* [Task details] Copy out the following rows word for word, with nothing altered.

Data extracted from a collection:
*****

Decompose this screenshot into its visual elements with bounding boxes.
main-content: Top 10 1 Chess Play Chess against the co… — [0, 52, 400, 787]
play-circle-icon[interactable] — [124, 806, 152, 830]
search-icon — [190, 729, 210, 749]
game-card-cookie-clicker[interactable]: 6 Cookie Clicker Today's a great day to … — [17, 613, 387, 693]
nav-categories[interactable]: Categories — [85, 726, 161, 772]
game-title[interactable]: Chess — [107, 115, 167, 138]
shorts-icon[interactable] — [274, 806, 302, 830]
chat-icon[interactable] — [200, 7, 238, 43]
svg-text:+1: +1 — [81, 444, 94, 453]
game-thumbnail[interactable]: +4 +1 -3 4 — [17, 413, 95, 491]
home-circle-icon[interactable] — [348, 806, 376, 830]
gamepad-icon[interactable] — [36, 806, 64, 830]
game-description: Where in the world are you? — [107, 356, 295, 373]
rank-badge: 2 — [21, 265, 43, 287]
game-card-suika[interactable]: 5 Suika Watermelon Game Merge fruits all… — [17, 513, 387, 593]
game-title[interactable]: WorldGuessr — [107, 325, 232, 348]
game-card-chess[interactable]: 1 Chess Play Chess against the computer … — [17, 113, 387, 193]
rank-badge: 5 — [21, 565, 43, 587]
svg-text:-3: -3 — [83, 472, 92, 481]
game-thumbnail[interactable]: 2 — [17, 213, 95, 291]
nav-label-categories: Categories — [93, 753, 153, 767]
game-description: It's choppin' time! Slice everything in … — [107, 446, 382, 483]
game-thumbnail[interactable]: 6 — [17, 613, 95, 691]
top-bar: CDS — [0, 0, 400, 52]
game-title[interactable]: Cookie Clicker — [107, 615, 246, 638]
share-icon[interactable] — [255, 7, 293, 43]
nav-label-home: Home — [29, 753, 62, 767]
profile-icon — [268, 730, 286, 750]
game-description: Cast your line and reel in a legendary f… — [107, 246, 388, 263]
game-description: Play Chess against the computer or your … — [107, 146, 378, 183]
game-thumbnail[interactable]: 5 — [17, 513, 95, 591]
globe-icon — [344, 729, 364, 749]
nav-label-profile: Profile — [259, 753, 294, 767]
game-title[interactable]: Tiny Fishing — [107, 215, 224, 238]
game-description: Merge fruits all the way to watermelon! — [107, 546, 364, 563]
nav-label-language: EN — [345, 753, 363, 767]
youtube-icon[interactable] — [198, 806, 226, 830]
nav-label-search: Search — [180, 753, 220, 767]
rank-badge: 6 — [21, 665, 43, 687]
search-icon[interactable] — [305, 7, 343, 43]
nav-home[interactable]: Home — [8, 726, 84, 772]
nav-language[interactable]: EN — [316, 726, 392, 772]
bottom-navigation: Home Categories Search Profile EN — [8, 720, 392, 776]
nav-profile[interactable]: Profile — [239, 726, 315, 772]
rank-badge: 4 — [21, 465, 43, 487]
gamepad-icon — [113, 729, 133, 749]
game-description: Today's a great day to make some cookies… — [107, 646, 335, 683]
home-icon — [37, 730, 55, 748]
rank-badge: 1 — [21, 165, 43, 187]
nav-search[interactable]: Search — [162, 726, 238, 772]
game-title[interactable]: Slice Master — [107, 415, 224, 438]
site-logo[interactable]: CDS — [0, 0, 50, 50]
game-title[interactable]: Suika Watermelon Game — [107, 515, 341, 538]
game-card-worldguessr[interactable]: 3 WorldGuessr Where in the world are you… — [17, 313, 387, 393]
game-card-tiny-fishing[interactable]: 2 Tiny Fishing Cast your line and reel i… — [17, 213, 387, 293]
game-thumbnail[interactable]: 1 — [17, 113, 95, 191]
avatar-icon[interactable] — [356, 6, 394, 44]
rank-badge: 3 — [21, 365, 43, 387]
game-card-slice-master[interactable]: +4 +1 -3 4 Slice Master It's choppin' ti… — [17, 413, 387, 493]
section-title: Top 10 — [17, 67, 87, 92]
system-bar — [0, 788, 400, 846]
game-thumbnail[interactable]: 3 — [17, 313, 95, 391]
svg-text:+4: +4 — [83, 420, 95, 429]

*****

* [Expected answer]
Decompose this screenshot into its visual elements with bounding boxes.
main-content: Top 10 1 Chess Play Chess against the co… — [0, 52, 400, 787]
play-circle-icon[interactable] — [124, 806, 152, 830]
search-icon — [190, 729, 210, 749]
game-card-cookie-clicker[interactable]: 6 Cookie Clicker Today's a great day to … — [17, 613, 387, 693]
nav-categories[interactable]: Categories — [85, 726, 161, 772]
game-title[interactable]: Chess — [107, 115, 167, 138]
shorts-icon[interactable] — [274, 806, 302, 830]
chat-icon[interactable] — [200, 7, 238, 43]
svg-text:+1: +1 — [81, 444, 94, 453]
game-thumbnail[interactable]: +4 +1 -3 4 — [17, 413, 95, 491]
home-circle-icon[interactable] — [348, 806, 376, 830]
gamepad-icon[interactable] — [36, 806, 64, 830]
game-description: Where in the world are you? — [107, 356, 295, 373]
rank-badge: 2 — [21, 265, 43, 287]
game-card-suika[interactable]: 5 Suika Watermelon Game Merge fruits all… — [17, 513, 387, 593]
game-title[interactable]: WorldGuessr — [107, 325, 232, 348]
game-card-chess[interactable]: 1 Chess Play Chess against the computer … — [17, 113, 387, 193]
rank-badge: 5 — [21, 565, 43, 587]
svg-text:-3: -3 — [83, 472, 92, 481]
game-thumbnail[interactable]: 2 — [17, 213, 95, 291]
nav-label-categories: Categories — [93, 753, 153, 767]
game-description: It's choppin' time! Slice everything in … — [107, 446, 382, 483]
game-thumbnail[interactable]: 6 — [17, 613, 95, 691]
top-bar: CDS — [0, 0, 400, 52]
game-title[interactable]: Cookie Clicker — [107, 615, 246, 638]
share-icon[interactable] — [255, 7, 293, 43]
nav-label-home: Home — [29, 753, 62, 767]
profile-icon — [268, 730, 286, 750]
game-description: Cast your line and reel in a legendary f… — [107, 246, 388, 263]
game-description: Play Chess against the computer or your … — [107, 146, 378, 183]
game-thumbnail[interactable]: 5 — [17, 513, 95, 591]
globe-icon — [344, 729, 364, 749]
nav-label-profile: Profile — [259, 753, 294, 767]
game-title[interactable]: Tiny Fishing — [107, 215, 224, 238]
game-description: Merge fruits all the way to watermelon! — [107, 546, 364, 563]
nav-label-language: EN — [345, 753, 363, 767]
youtube-icon[interactable] — [198, 806, 226, 830]
nav-label-search: Search — [180, 753, 220, 767]
rank-badge: 6 — [21, 665, 43, 687]
search-icon[interactable] — [305, 7, 343, 43]
nav-home[interactable]: Home — [8, 726, 84, 772]
nav-language[interactable]: EN — [316, 726, 392, 772]
bottom-navigation: Home Categories Search Profile EN — [8, 720, 392, 776]
nav-profile[interactable]: Profile — [239, 726, 315, 772]
rank-badge: 4 — [21, 465, 43, 487]
gamepad-icon — [113, 729, 133, 749]
game-description: Today's a great day to make some cookies… — [107, 646, 335, 683]
home-icon — [37, 730, 55, 748]
rank-badge: 1 — [21, 165, 43, 187]
nav-search[interactable]: Search — [162, 726, 238, 772]
game-title[interactable]: Slice Master — [107, 415, 224, 438]
site-logo[interactable]: CDS — [0, 0, 50, 50]
game-title[interactable]: Suika Watermelon Game — [107, 515, 341, 538]
game-card-worldguessr[interactable]: 3 WorldGuessr Where in the world are you… — [17, 313, 387, 393]
game-card-tiny-fishing[interactable]: 2 Tiny Fishing Cast your line and reel i… — [17, 213, 387, 293]
game-thumbnail[interactable]: 1 — [17, 113, 95, 191]
avatar-icon[interactable] — [356, 6, 394, 44]
rank-badge: 3 — [21, 365, 43, 387]
game-card-slice-master[interactable]: +4 +1 -3 4 Slice Master It's choppin' ti… — [17, 413, 387, 493]
section-title: Top 10 — [17, 67, 87, 92]
system-bar — [0, 788, 400, 846]
game-thumbnail[interactable]: 3 — [17, 313, 95, 391]
svg-text:+4: +4 — [83, 420, 95, 429]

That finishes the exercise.